(Page text entries)
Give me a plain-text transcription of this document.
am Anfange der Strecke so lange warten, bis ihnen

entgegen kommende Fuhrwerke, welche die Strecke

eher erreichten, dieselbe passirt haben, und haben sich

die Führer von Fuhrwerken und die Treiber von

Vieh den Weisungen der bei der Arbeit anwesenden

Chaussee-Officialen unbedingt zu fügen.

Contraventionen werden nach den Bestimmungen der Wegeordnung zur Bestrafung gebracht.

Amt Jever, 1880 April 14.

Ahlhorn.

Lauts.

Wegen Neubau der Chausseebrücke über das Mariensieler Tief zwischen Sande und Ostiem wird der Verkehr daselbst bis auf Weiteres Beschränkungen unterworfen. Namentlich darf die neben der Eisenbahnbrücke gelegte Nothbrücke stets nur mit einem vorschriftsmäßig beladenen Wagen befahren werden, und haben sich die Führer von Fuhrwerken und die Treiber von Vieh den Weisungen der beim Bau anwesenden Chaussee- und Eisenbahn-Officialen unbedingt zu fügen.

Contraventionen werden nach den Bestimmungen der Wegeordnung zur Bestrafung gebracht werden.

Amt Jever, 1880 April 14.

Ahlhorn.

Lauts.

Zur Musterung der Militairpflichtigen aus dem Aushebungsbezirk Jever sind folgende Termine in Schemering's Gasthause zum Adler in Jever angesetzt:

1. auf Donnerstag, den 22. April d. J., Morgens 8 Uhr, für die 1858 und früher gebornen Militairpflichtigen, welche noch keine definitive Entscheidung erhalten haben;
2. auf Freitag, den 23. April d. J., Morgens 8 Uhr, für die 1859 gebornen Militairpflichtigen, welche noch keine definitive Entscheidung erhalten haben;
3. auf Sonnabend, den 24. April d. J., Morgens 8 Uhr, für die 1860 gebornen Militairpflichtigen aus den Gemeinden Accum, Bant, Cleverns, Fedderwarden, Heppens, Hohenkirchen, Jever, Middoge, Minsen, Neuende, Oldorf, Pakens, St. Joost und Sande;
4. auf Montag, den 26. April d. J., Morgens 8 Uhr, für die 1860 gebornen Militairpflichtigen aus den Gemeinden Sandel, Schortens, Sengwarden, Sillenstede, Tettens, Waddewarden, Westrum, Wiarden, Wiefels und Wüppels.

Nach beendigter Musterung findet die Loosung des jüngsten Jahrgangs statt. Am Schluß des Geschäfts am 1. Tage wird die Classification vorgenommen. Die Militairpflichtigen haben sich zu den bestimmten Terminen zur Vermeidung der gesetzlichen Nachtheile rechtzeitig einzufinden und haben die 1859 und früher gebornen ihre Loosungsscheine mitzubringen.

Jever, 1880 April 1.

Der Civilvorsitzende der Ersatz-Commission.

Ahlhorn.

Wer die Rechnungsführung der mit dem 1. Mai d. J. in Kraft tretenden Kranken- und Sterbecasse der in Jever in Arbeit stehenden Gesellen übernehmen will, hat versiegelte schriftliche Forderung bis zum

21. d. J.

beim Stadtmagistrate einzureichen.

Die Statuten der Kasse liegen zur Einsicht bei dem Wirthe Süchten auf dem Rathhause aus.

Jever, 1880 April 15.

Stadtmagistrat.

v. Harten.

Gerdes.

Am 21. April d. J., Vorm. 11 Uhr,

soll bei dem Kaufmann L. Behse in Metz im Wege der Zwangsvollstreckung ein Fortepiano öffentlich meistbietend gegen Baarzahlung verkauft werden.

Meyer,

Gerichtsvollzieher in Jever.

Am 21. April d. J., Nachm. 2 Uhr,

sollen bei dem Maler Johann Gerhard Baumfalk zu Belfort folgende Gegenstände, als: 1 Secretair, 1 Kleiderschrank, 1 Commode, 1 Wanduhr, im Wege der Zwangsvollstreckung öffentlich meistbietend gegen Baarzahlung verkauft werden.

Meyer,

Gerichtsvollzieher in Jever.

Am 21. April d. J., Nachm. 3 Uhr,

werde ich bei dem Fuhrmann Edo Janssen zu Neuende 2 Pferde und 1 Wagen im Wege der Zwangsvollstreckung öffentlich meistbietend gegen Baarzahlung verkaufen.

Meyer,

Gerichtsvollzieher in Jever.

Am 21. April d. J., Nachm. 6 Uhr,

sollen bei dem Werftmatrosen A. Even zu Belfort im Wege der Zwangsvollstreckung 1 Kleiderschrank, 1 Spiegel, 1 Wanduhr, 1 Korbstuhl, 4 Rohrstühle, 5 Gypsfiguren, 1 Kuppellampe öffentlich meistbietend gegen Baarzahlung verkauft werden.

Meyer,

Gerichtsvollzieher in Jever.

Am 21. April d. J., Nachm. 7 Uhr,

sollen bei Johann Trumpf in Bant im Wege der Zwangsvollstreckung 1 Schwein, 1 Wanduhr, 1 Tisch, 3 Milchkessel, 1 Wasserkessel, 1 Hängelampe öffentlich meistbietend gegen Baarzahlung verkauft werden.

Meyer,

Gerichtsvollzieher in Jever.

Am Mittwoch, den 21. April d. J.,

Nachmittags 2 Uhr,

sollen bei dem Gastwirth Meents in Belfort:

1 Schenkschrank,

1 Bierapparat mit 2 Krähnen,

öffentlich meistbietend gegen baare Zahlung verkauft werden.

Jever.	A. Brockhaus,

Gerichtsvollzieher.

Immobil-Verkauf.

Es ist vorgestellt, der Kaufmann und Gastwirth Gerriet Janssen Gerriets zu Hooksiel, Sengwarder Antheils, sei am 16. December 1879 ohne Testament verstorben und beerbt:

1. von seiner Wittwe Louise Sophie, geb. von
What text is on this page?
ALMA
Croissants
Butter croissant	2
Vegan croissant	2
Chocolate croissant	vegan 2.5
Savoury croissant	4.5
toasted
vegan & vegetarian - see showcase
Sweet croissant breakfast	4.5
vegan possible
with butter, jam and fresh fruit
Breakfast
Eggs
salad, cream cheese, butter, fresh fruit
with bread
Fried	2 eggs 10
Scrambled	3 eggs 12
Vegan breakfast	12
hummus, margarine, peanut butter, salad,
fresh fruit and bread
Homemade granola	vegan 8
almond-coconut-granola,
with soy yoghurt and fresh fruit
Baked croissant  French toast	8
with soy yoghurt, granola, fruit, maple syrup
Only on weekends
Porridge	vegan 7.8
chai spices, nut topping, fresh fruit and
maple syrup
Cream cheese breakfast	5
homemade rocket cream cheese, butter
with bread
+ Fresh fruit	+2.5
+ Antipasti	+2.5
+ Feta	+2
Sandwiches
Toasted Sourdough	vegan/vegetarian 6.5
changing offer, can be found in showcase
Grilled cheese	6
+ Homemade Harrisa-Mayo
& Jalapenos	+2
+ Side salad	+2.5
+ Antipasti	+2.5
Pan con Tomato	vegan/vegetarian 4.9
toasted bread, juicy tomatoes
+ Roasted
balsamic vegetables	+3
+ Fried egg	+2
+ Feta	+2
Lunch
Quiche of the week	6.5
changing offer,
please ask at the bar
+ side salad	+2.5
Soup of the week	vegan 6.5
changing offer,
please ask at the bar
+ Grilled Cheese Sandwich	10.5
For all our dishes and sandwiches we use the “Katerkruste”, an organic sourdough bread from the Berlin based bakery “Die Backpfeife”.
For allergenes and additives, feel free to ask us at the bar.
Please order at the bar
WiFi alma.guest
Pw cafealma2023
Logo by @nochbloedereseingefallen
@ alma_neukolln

**EXERCISE REQUIREMENTS**
Give the records above again in full, keeping every character unchanged.

**WRITTEN SOLUTION**
Give me a plain-text transcription of this document.
am Anfange der Strecke so lange warten, bis ihnen

entgegen kommende Fuhrwerke, welche die Strecke

eher erreichten, dieselbe passirt haben, und haben sich

die Führer von Fuhrwerken und die Treiber von

Vieh den Weisungen der bei der Arbeit anwesenden

Chaussee-Officialen unbedingt zu fügen.

Contraventionen werden nach den Bestimmungen der Wegeordnung zur Bestrafung gebracht.

Amt Jever, 1880 April 14.

Ahlhorn.

Lauts.

Wegen Neubau der Chausseebrücke über das Mariensieler Tief zwischen Sande und Ostiem wird der Verkehr daselbst bis auf Weiteres Beschränkungen unterworfen. Namentlich darf die neben der Eisenbahnbrücke gelegte Nothbrücke stets nur mit einem vorschriftsmäßig beladenen Wagen befahren werden, und haben sich die Führer von Fuhrwerken und die Treiber von Vieh den Weisungen der beim Bau anwesenden Chaussee- und Eisenbahn-Officialen unbedingt zu fügen.

Contraventionen werden nach den Bestimmungen der Wegeordnung zur Bestrafung gebracht werden.

Amt Jever, 1880 April 14.

Ahlhorn.

Lauts.

Zur Musterung der Militairpflichtigen aus dem Aushebungsbezirk Jever sind folgende Termine in Schemering's Gasthause zum Adler in Jever angesetzt:

1. auf Donnerstag, den 22. April d. J., Morgens 8 Uhr, für die 1858 und früher gebornen Militairpflichtigen, welche noch keine definitive Entscheidung erhalten haben;
2. auf Freitag, den 23. April d. J., Morgens 8 Uhr, für die 1859 gebornen Militairpflichtigen, welche noch keine definitive Entscheidung erhalten haben;
3. auf Sonnabend, den 24. April d. J., Morgens 8 Uhr, für die 1860 gebornen Militairpflichtigen aus den Gemeinden Accum, Bant, Cleverns, Fedderwarden, Heppens, Hohenkirchen, Jever, Middoge, Minsen, Neuende, Oldorf, Pakens, St. Joost und Sande;
4. auf Montag, den 26. April d. J., Morgens 8 Uhr, für die 1860 gebornen Militairpflichtigen aus den Gemeinden Sandel, Schortens, Sengwarden, Sillenstede, Tettens, Waddewarden, Westrum, Wiarden, Wiefels und Wüppels.

Nach beendigter Musterung findet die Loosung des jüngsten Jahrgangs statt. Am Schluß des Geschäfts am 1. Tage wird die Classification vorgenommen. Die Militairpflichtigen haben sich zu den bestimmten Terminen zur Vermeidung der gesetzlichen Nachtheile rechtzeitig einzufinden und haben die 1859 und früher gebornen ihre Loosungsscheine mitzubringen.

Jever, 1880 April 1.

Der Civilvorsitzende der Ersatz-Commission.

Ahlhorn.

Wer die Rechnungsführung der mit dem 1. Mai d. J. in Kraft tretenden Kranken- und Sterbecasse der in Jever in Arbeit stehenden Gesellen übernehmen will, hat versiegelte schriftliche Forderung bis zum

21. d. J.

beim Stadtmagistrate einzureichen.

Die Statuten der Kasse liegen zur Einsicht bei dem Wirthe Süchten auf dem Rathhause aus.

Jever, 1880 April 15.

Stadtmagistrat.

v. Harten.

Gerdes.

Am 21. April d. J., Vorm. 11 Uhr,

soll bei dem Kaufmann L. Behse in Metz im Wege der Zwangsvollstreckung ein Fortepiano öffentlich meistbietend gegen Baarzahlung verkauft werden.

Meyer,

Gerichtsvollzieher in Jever.

Am 21. April d. J., Nachm. 2 Uhr,

sollen bei dem Maler Johann Gerhard Baumfalk zu Belfort folgende Gegenstände, als: 1 Secretair, 1 Kleiderschrank, 1 Commode, 1 Wanduhr, im Wege der Zwangsvollstreckung öffentlich meistbietend gegen Baarzahlung verkauft werden.

Meyer,

Gerichtsvollzieher in Jever.

Am 21. April d. J., Nachm. 3 Uhr,

werde ich bei dem Fuhrmann Edo Janssen zu Neuende 2 Pferde und 1 Wagen im Wege der Zwangsvollstreckung öffentlich meistbietend gegen Baarzahlung verkaufen.

Meyer,

Gerichtsvollzieher in Jever.

Am 21. April d. J., Nachm. 6 Uhr,

sollen bei dem Werftmatrosen A. Even zu Belfort im Wege der Zwangsvollstreckung 1 Kleiderschrank, 1 Spiegel, 1 Wanduhr, 1 Korbstuhl, 4 Rohrstühle, 5 Gypsfiguren, 1 Kuppellampe öffentlich meistbietend gegen Baarzahlung verkauft werden.

Meyer,

Gerichtsvollzieher in Jever.

Am 21. April d. J., Nachm. 7 Uhr,

sollen bei Johann Trumpf in Bant im Wege der Zwangsvollstreckung 1 Schwein, 1 Wanduhr, 1 Tisch, 3 Milchkessel, 1 Wasserkessel, 1 Hängelampe öffentlich meistbietend gegen Baarzahlung verkauft werden.

Meyer,

Gerichtsvollzieher in Jever.

Am Mittwoch, den 21. April d. J.,

Nachmittags 2 Uhr,

sollen bei dem Gastwirth Meents in Belfort:

1 Schenkschrank,

1 Bierapparat mit 2 Krähnen,

öffentlich meistbietend gegen baare Zahlung verkauft werden.

Jever.	A. Brockhaus,

Gerichtsvollzieher.

Immobil-Verkauf.

Es ist vorgestellt, der Kaufmann und Gastwirth Gerriet Janssen Gerriets zu Hooksiel, Sengwarder Antheils, sei am 16. December 1879 ohne Testament verstorben und beerbt:

1. von seiner Wittwe Louise Sophie, geb. von
What text is on this page?
ALMA
Croissants
Butter croissant	2
Vegan croissant	2
Chocolate croissant	vegan 2.5
Savoury croissant	4.5
toasted
vegan & vegetarian - see showcase
Sweet croissant breakfast	4.5
vegan possible
with butter, jam and fresh fruit
Breakfast
Eggs
salad, cream cheese, butter, fresh fruit
with bread
Fried	2 eggs 10
Scrambled	3 eggs 12
Vegan breakfast	12
hummus, margarine, peanut butter, salad,
fresh fruit and bread
Homemade granola	vegan 8
almond-coconut-granola,
with soy yoghurt and fresh fruit
Baked croissant  French toast	8
with soy yoghurt, granola, fruit, maple syrup
Only on weekends
Porridge	vegan 7.8
chai spices, nut topping, fresh fruit and
maple syrup
Cream cheese breakfast	5
homemade rocket cream cheese, butter
with bread
+ Fresh fruit	+2.5
+ Antipasti	+2.5
+ Feta	+2
Sandwiches
Toasted Sourdough	vegan/vegetarian 6.5
changing offer, can be found in showcase
Grilled cheese	6
+ Homemade Harrisa-Mayo
& Jalapenos	+2
+ Side salad	+2.5
+ Antipasti	+2.5
Pan con Tomato	vegan/vegetarian 4.9
toasted bread, juicy tomatoes
+ Roasted
balsamic vegetables	+3
+ Fried egg	+2
+ Feta	+2
Lunch
Quiche of the week	6.5
changing offer,
please ask at the bar
+ side salad	+2.5
Soup of the week	vegan 6.5
changing offer,
please ask at the bar
+ Grilled Cheese Sandwich	10.5
For all our dishes and sandwiches we use the “Katerkruste”, an organic sourdough bread from the Berlin based bakery “Die Backpfeife”.
For allergenes and additives, feel free to ask us at the bar.
Please order at the bar
WiFi alma.guest
Pw cafealma2023
Logo by @nochbloedereseingefallen
@ alma_neukolln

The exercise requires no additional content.